**Task description:**
Pick every line from the data that holds the word "Manage".

**Records for processing:**

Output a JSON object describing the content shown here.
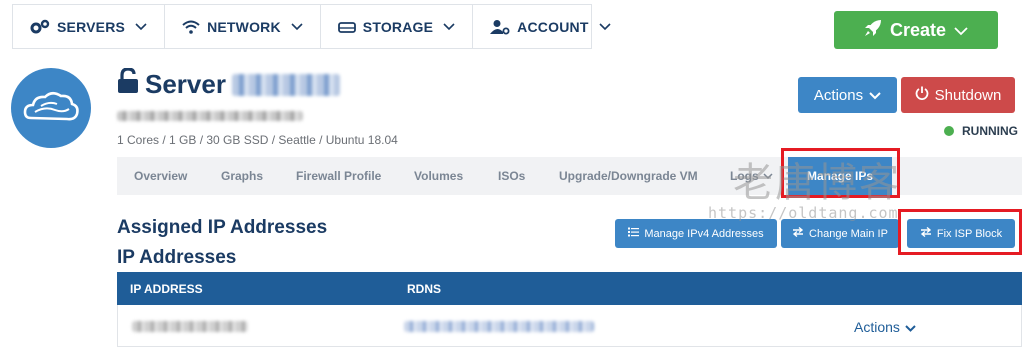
{
  "topnav": {
    "items": [
      {
        "label": "SERVERS",
        "icon": "gears-icon"
      },
      {
        "label": "NETWORK",
        "icon": "wifi-icon"
      },
      {
        "label": "STORAGE",
        "icon": "hard-drive-icon"
      },
      {
        "label": "ACCOUNT",
        "icon": "user-cog-icon"
      }
    ],
    "create_label": "Create"
  },
  "server": {
    "title_prefix": "Server",
    "specs": "1 Cores / 1 GB / 30 GB SSD / Seattle / Ubuntu 18.04",
    "status": "RUNNING",
    "status_color": "#4caf50"
  },
  "header_actions": {
    "actions_label": "Actions",
    "shutdown_label": "Shutdown"
  },
  "tabs": [
    {
      "label": "Overview"
    },
    {
      "label": "Graphs"
    },
    {
      "label": "Firewall Profile"
    },
    {
      "label": "Volumes"
    },
    {
      "label": "ISOs"
    },
    {
      "label": "Upgrade/Downgrade VM"
    },
    {
      "label": "Logs"
    },
    {
      "label": "Manage IPs",
      "active": true
    }
  ],
  "section": {
    "assigned_title": "Assigned IP Addresses",
    "ip_title": "IP Addresses",
    "buttons": {
      "manage_ipv4": "Manage IPv4 Addresses",
      "change_main_ip": "Change Main IP",
      "fix_isp_block": "Fix ISP Block"
    }
  },
  "table": {
    "columns": [
      "IP ADDRESS",
      "RDNS"
    ],
    "rows": [
      {
        "actions_label": "Actions"
      }
    ]
  },
  "watermark": {
    "chinese": "老唐博客",
    "url": "https://oldtang.com"
  },
  "colors": {
    "brand_blue": "#3d86c6",
    "navy": "#1b3b63",
    "table_header": "#1f5d98",
    "create_green": "#4caf50",
    "shutdown_red": "#cd4a4a",
    "highlight_red": "#e51b23"
  }
}
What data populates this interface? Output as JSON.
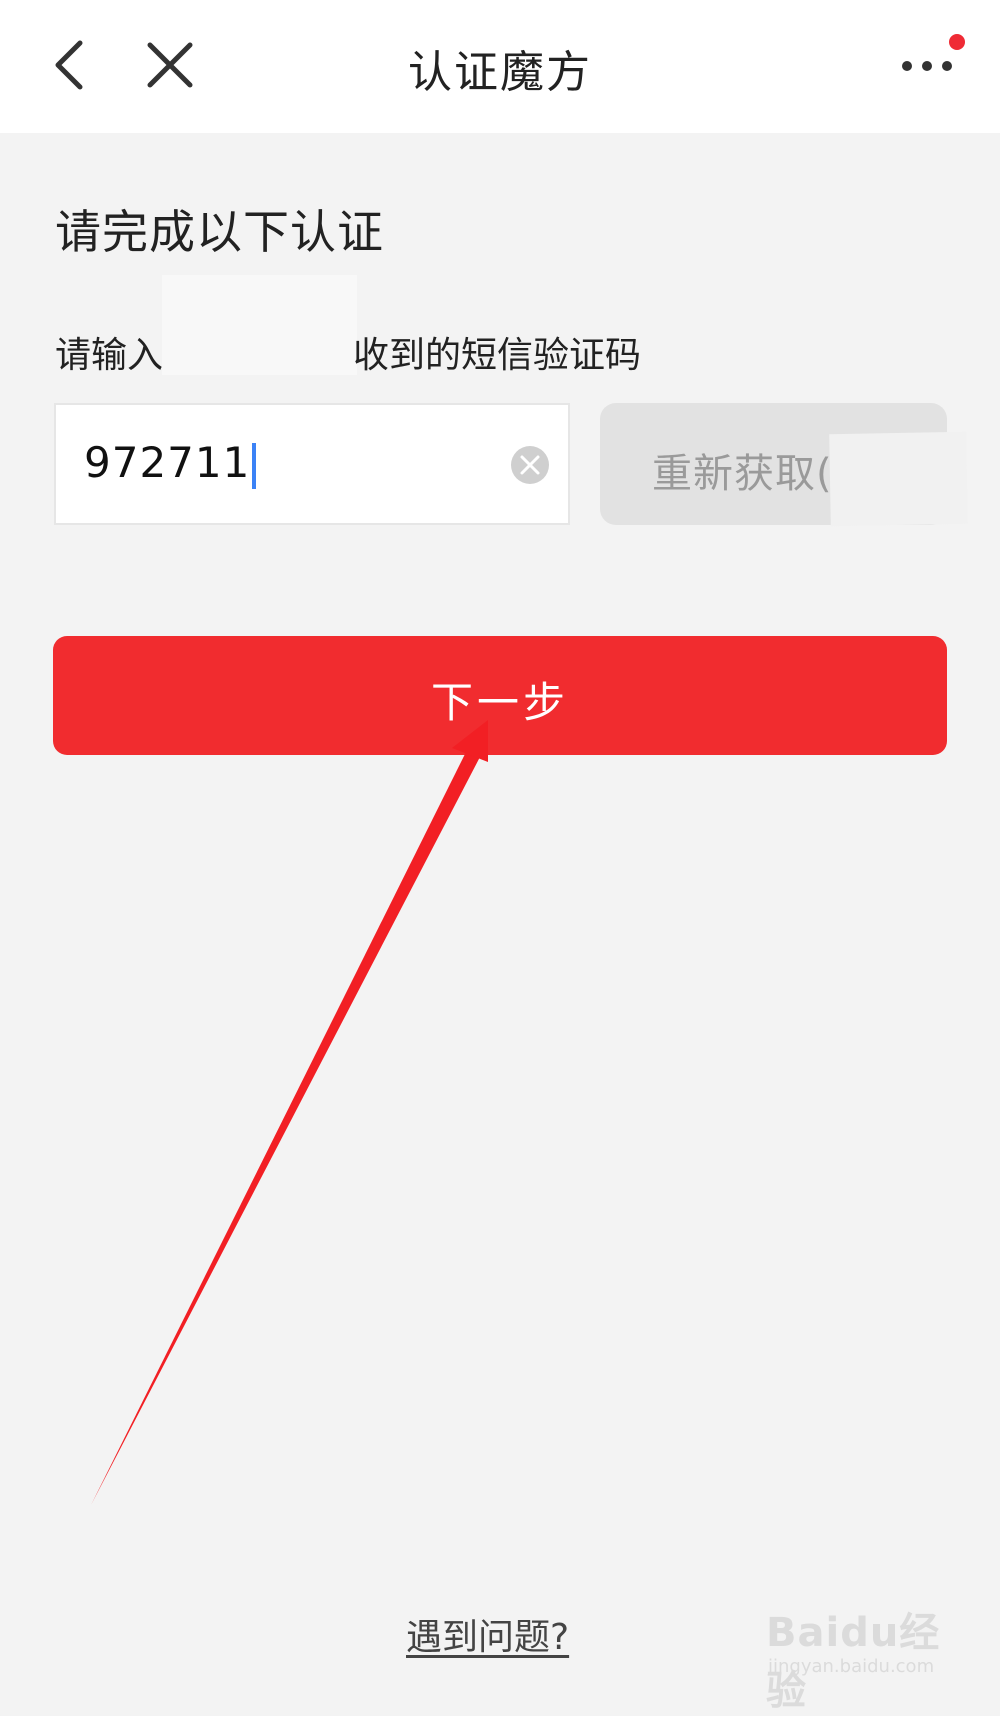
{
  "header": {
    "title": "认证魔方",
    "notification_color": "#ef2b35"
  },
  "form": {
    "section_title": "请完成以下认证",
    "prompt_prefix": "请输入",
    "prompt_suffix": "收到的短信验证码",
    "code_value": "972711",
    "resend_label": "重新获取("
  },
  "actions": {
    "next_label": "下一步",
    "help_link": "遇到问题?"
  },
  "watermark": {
    "brand": "Baidu经验",
    "domain": "jingyan.baidu.com"
  },
  "colors": {
    "accent_red": "#f12c2f",
    "caret_blue": "#3b82f6"
  }
}
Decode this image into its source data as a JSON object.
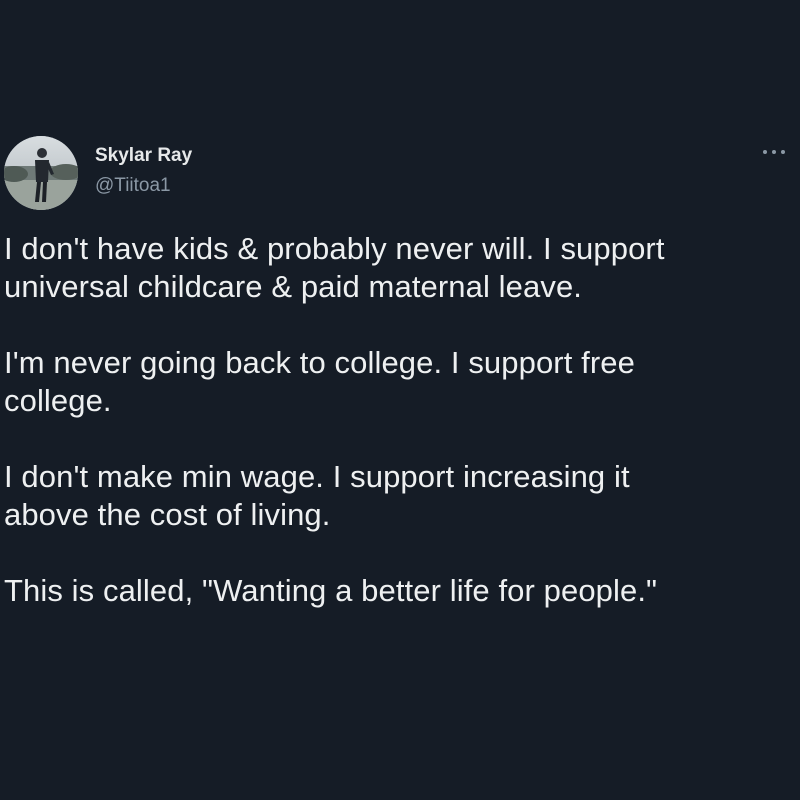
{
  "author": {
    "display_name": "Skylar Ray",
    "handle": "@Tiitoa1",
    "avatar_icon": "user-photo-avatar"
  },
  "menu": {
    "icon": "more-horizontal-icon",
    "label": "···"
  },
  "tweet": {
    "paragraphs": [
      "I don't have kids & probably never will. I support\nuniversal childcare & paid maternal leave.",
      "I'm never going back to college. I support free\ncollege.",
      "I don't make min wage. I support increasing it\nabove the cost of living.",
      "This is called, \"Wanting a better life for people.\""
    ]
  },
  "colors": {
    "background": "#151c26",
    "text": "#e7e9ea",
    "secondary_text": "#8b98a5"
  }
}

**Expected answer:**
      "label": "Manage IPs",
      "manage_ipv4": "Manage IPv4 Addresses",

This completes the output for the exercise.